Collected data
+++++
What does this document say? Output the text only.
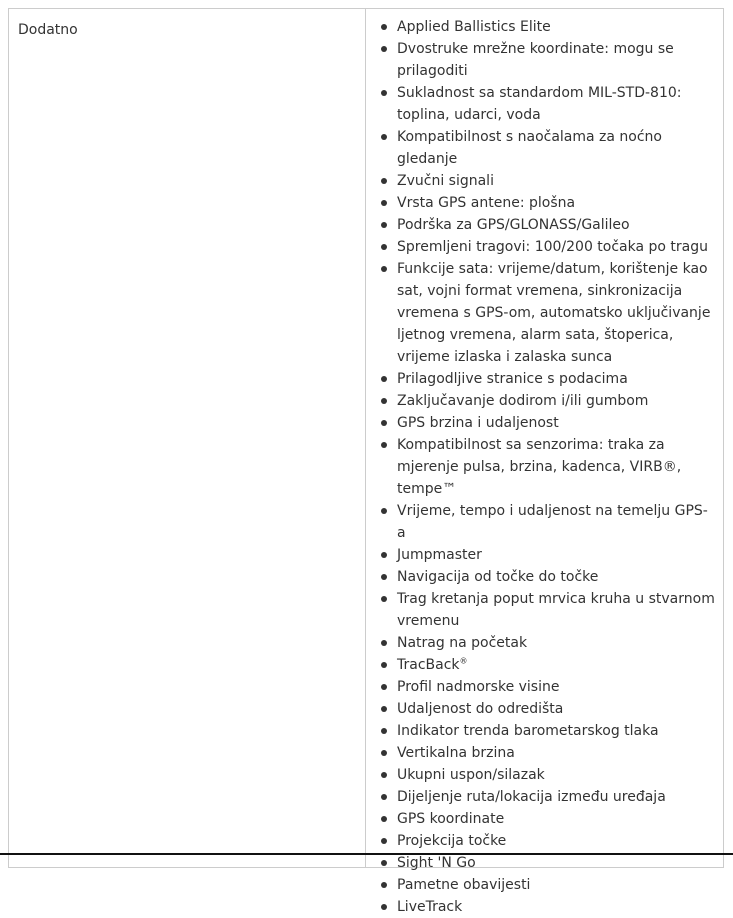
Dodatno	Applied Ballistics Elite
Dvostruke mrežne koordinate: mogu se prilagoditi
Sukladnost sa standardom MIL-STD-810: toplina, udarci, voda
Kompatibilnost s naočalama za noćno gledanje
Zvučni signali
Vrsta GPS antene: plošna
Podrška za GPS/GLONASS/Galileo
Spremljeni tragovi: 100/200 točaka po tragu
Funkcije sata: vrijeme/datum, korištenje kao sat, vojni format vremena, sinkronizacija vremena s GPS-om, automatsko uključivanje ljetnog vremena, alarm sata, štoperica, vrijeme izlaska i zalaska sunca
Prilagodljive stranice s podacima
Zaključavanje dodirom i/ili gumbom
GPS brzina i udaljenost
Kompatibilnost sa senzorima: traka za mjerenje pulsa, brzina, kadenca, VIRB®, tempe™
Vrijeme, tempo i udaljenost na temelju GPS-a
Jumpmaster
Navigacija od točke do točke
Trag kretanja poput mrvica kruha u stvarnom vremenu
Natrag na početak
TracBack®
Profil nadmorske visine
Udaljenost do odredišta
Indikator trenda barometarskog tlaka
Vertikalna brzina
Ukupni uspon/silazak
Dijeljenje ruta/lokacija između uređaja
GPS koordinate
Projekcija točke
Sight 'N Go
Pametne obavijesti
LiveTrack
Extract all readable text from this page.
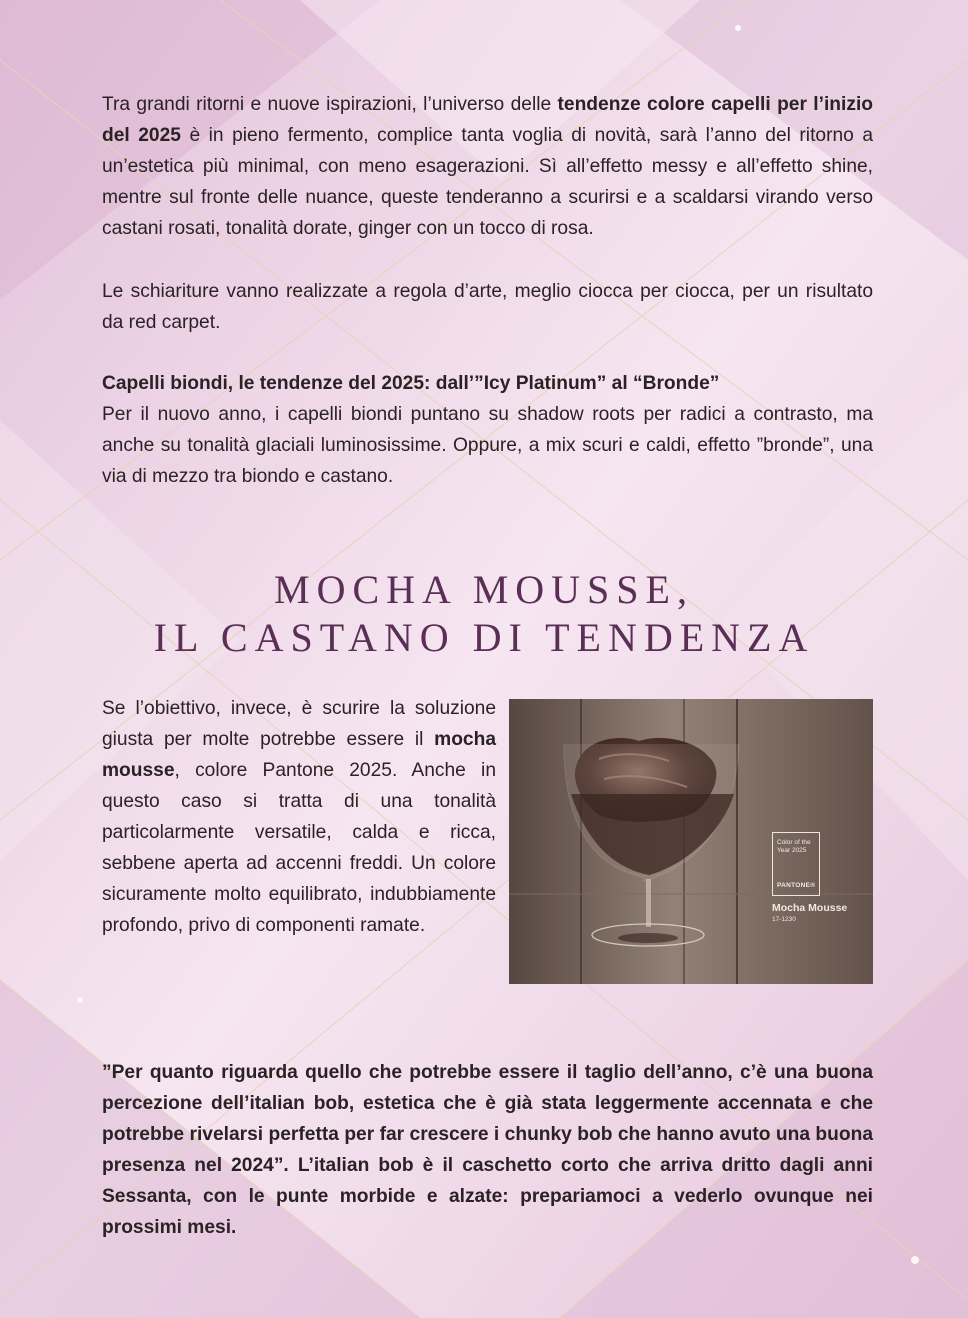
Tra grandi ritorni e nuove ispirazioni, l’universo delle tendenze colore capelli per l’inizio del 2025 è in pieno fermento, complice tanta voglia di novità, sarà l’anno del ritorno a un’estetica più minimal, con meno esagerazioni. Sì all’effetto messy e all’effetto shine, mentre sul fronte delle nuance, queste tenderanno a scurirsi e a scaldarsi virando verso castani rosati, tonalità dorate, ginger con un tocco di rosa.

Le schiariture vanno realizzate a regola d’arte, meglio ciocca per ciocca, per un risultato da red carpet.

Capelli biondi, le tendenze del 2025: dall’”Icy Platinum” al “Bronde”

Per il nuovo anno, i capelli biondi puntano su shadow roots per radici a contrasto, ma anche su tonalità glaciali luminosissime. Oppure, a mix scuri e caldi, effetto ”bronde”, una via di mezzo tra biondo e castano.

MOCHA MOUSSE,
IL CASTANO DI TENDENZA

Se l’obiettivo, invece, è scurire la soluzione giusta per molte potrebbe essere il mocha mousse, colore Pantone 2025. Anche in questo caso si tratta di una tonalità particolarmente versatile, calda e ricca, sebbene aperta ad accenni freddi. Un colore sicuramente molto equilibrato, indubbiamente profondo, privo di componenti ramate.

Color of the Year 2025
PANTONE®
Mocha Mousse
17-1230

”Per quanto riguarda quello che potrebbe essere il taglio dell’anno, c’è una buona percezione dell’italian bob, estetica che è già stata leggermente accennata e che potrebbe rivelarsi perfetta per far crescere i chunky bob che hanno avuto una buona presenza nel 2024”. L’italian bob è il caschetto corto che arriva dritto dagli anni Sessanta, con le punte morbide e alzate: prepariamoci a vederlo ovunque nei prossimi mesi.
+++++
* _Task instructions_
Leave the pictures out and reproduce all of the records exactly.

* _Solved exercise_
What does this document say? Output the text only.
Dodatno	Applied Ballistics Elite
Dvostruke mrežne koordinate: mogu se prilagoditi
Sukladnost sa standardom MIL-STD-810: toplina, udarci, voda
Kompatibilnost s naočalama za noćno gledanje
Zvučni signali
Vrsta GPS antene: plošna
Podrška za GPS/GLONASS/Galileo
Spremljeni tragovi: 100/200 točaka po tragu
Funkcije sata: vrijeme/datum, korištenje kao sat, vojni format vremena, sinkronizacija vremena s GPS-om, automatsko uključivanje ljetnog vremena, alarm sata, štoperica, vrijeme izlaska i zalaska sunca
Prilagodljive stranice s podacima
Zaključavanje dodirom i/ili gumbom
GPS brzina i udaljenost
Kompatibilnost sa senzorima: traka za mjerenje pulsa, brzina, kadenca, VIRB®, tempe™
Vrijeme, tempo i udaljenost na temelju GPS-a
Jumpmaster
Navigacija od točke do točke
Trag kretanja poput mrvica kruha u stvarnom vremenu
Natrag na početak
TracBack®
Profil nadmorske visine
Udaljenost do odredišta
Indikator trenda barometarskog tlaka
Vertikalna brzina
Ukupni uspon/silazak
Dijeljenje ruta/lokacija između uređaja
GPS koordinate
Projekcija točke
Sight 'N Go
Pametne obavijesti
LiveTrack
Extract all readable text from this page.
Tra grandi ritorni e nuove ispirazioni, l’universo delle tendenze colore capelli per l’inizio del 2025 è in pieno fermento, complice tanta voglia di novità, sarà l’anno del ritorno a un’estetica più minimal, con meno esagerazioni. Sì all’effetto messy e all’effetto shine, mentre sul fronte delle nuance, queste tenderanno a scurirsi e a scaldarsi virando verso castani rosati, tonalità dorate, ginger con un tocco di rosa.

Le schiariture vanno realizzate a regola d’arte, meglio ciocca per ciocca, per un risultato da red carpet.

Capelli biondi, le tendenze del 2025: dall’”Icy Platinum” al “Bronde”

Per il nuovo anno, i capelli biondi puntano su shadow roots per radici a contrasto, ma anche su tonalità glaciali luminosissime. Oppure, a mix scuri e caldi, effetto ”bronde”, una via di mezzo tra biondo e castano.

MOCHA MOUSSE,
IL CASTANO DI TENDENZA

Se l’obiettivo, invece, è scurire la soluzione giusta per molte potrebbe essere il mocha mousse, colore Pantone 2025. Anche in questo caso si tratta di una tonalità particolarmente versatile, calda e ricca, sebbene aperta ad accenni freddi. Un colore sicuramente molto equilibrato, indubbiamente profondo, privo di componenti ramate.

Color of the Year 2025
PANTONE®
Mocha Mousse
17-1230

”Per quanto riguarda quello che potrebbe essere il taglio dell’anno, c’è una buona percezione dell’italian bob, estetica che è già stata leggermente accennata e che potrebbe rivelarsi perfetta per far crescere i chunky bob che hanno avuto una buona presenza nel 2024”. L’italian bob è il caschetto corto che arriva dritto dagli anni Sessanta, con le punte morbide e alzate: prepariamoci a vederlo ovunque nei prossimi mesi.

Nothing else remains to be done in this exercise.